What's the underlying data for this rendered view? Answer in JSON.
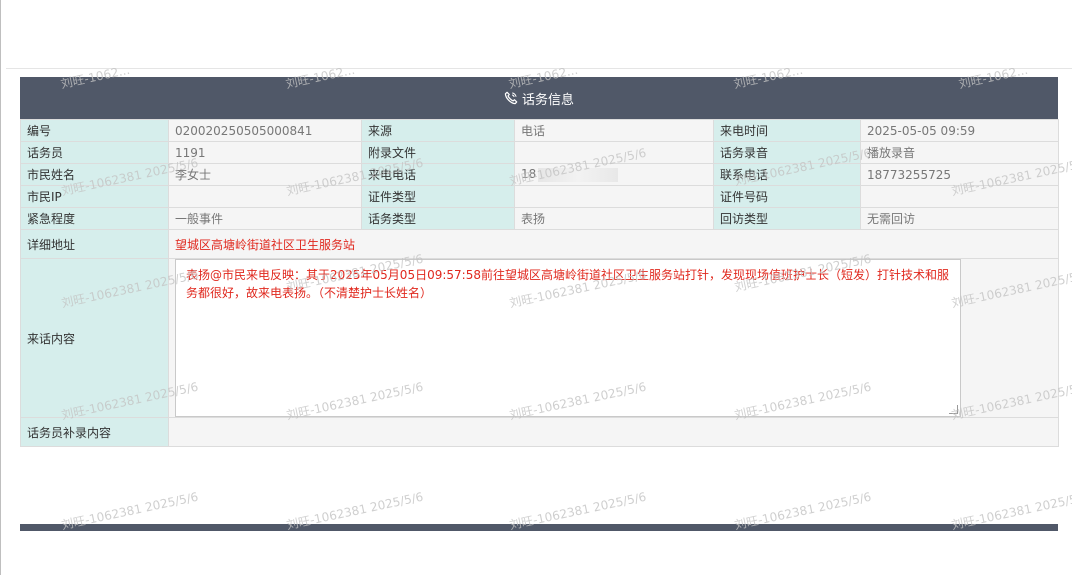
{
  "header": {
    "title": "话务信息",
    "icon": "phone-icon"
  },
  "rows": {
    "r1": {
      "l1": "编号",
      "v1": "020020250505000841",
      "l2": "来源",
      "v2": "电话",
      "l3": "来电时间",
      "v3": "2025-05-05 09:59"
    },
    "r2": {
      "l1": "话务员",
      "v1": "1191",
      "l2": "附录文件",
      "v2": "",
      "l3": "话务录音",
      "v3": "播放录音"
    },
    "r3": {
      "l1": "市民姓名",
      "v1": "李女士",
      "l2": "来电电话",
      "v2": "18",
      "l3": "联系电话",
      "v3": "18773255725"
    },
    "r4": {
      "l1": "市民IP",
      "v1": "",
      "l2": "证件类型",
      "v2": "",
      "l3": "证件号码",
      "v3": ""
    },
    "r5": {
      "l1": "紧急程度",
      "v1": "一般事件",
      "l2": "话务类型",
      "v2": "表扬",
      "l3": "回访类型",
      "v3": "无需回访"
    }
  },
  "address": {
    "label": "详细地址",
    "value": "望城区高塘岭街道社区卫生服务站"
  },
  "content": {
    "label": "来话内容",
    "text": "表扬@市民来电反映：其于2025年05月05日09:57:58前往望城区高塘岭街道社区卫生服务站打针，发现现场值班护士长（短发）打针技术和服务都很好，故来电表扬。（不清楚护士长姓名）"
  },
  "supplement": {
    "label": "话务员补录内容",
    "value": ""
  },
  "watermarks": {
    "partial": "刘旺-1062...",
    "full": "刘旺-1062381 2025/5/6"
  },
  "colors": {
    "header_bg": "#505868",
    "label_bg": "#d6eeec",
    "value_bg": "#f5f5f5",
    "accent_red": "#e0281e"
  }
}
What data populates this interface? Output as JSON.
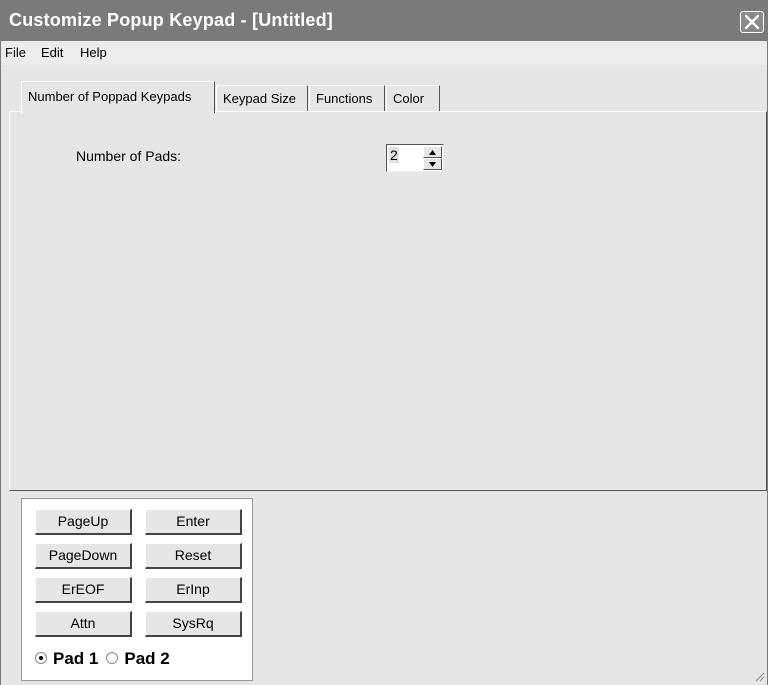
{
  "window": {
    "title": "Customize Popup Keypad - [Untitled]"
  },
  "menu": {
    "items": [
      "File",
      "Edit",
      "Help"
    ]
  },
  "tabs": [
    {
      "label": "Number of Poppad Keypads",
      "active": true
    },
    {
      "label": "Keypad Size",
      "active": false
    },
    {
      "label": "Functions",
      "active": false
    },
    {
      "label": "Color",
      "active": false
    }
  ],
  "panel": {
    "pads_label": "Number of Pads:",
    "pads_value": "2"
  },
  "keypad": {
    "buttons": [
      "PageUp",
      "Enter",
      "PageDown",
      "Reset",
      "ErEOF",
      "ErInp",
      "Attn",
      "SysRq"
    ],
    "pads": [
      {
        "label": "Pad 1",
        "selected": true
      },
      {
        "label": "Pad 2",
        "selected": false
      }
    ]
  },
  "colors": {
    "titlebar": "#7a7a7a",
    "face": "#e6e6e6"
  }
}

################

- [Directions for this task]:
Repeat the listing in full and exactly. Leave any pictures out.

- [Completed exercise]:
What's the underlying data for this rendered view? Answer in JSON.
{
  "header": {
    "title": "话务信息",
    "icon": "phone-icon"
  },
  "rows": {
    "r1": {
      "l1": "编号",
      "v1": "020020250505000841",
      "l2": "来源",
      "v2": "电话",
      "l3": "来电时间",
      "v3": "2025-05-05 09:59"
    },
    "r2": {
      "l1": "话务员",
      "v1": "1191",
      "l2": "附录文件",
      "v2": "",
      "l3": "话务录音",
      "v3": "播放录音"
    },
    "r3": {
      "l1": "市民姓名",
      "v1": "李女士",
      "l2": "来电电话",
      "v2": "18",
      "l3": "联系电话",
      "v3": "18773255725"
    },
    "r4": {
      "l1": "市民IP",
      "v1": "",
      "l2": "证件类型",
      "v2": "",
      "l3": "证件号码",
      "v3": ""
    },
    "r5": {
      "l1": "紧急程度",
      "v1": "一般事件",
      "l2": "话务类型",
      "v2": "表扬",
      "l3": "回访类型",
      "v3": "无需回访"
    }
  },
  "address": {
    "label": "详细地址",
    "value": "望城区高塘岭街道社区卫生服务站"
  },
  "content": {
    "label": "来话内容",
    "text": "表扬@市民来电反映：其于2025年05月05日09:57:58前往望城区高塘岭街道社区卫生服务站打针，发现现场值班护士长（短发）打针技术和服务都很好，故来电表扬。（不清楚护士长姓名）"
  },
  "supplement": {
    "label": "话务员补录内容",
    "value": ""
  },
  "watermarks": {
    "partial": "刘旺-1062...",
    "full": "刘旺-1062381 2025/5/6"
  },
  "colors": {
    "header_bg": "#505868",
    "label_bg": "#d6eeec",
    "value_bg": "#f5f5f5",
    "accent_red": "#e0281e"
  }
}
What data populates this interface? Output as JSON.
{
  "window": {
    "title": "Customize Popup Keypad - [Untitled]"
  },
  "menu": {
    "items": [
      "File",
      "Edit",
      "Help"
    ]
  },
  "tabs": [
    {
      "label": "Number of Poppad Keypads",
      "active": true
    },
    {
      "label": "Keypad Size",
      "active": false
    },
    {
      "label": "Functions",
      "active": false
    },
    {
      "label": "Color",
      "active": false
    }
  ],
  "panel": {
    "pads_label": "Number of Pads:",
    "pads_value": "2"
  },
  "keypad": {
    "buttons": [
      "PageUp",
      "Enter",
      "PageDown",
      "Reset",
      "ErEOF",
      "ErInp",
      "Attn",
      "SysRq"
    ],
    "pads": [
      {
        "label": "Pad 1",
        "selected": true
      },
      {
        "label": "Pad 2",
        "selected": false
      }
    ]
  },
  "colors": {
    "titlebar": "#7a7a7a",
    "face": "#e6e6e6"
  }
}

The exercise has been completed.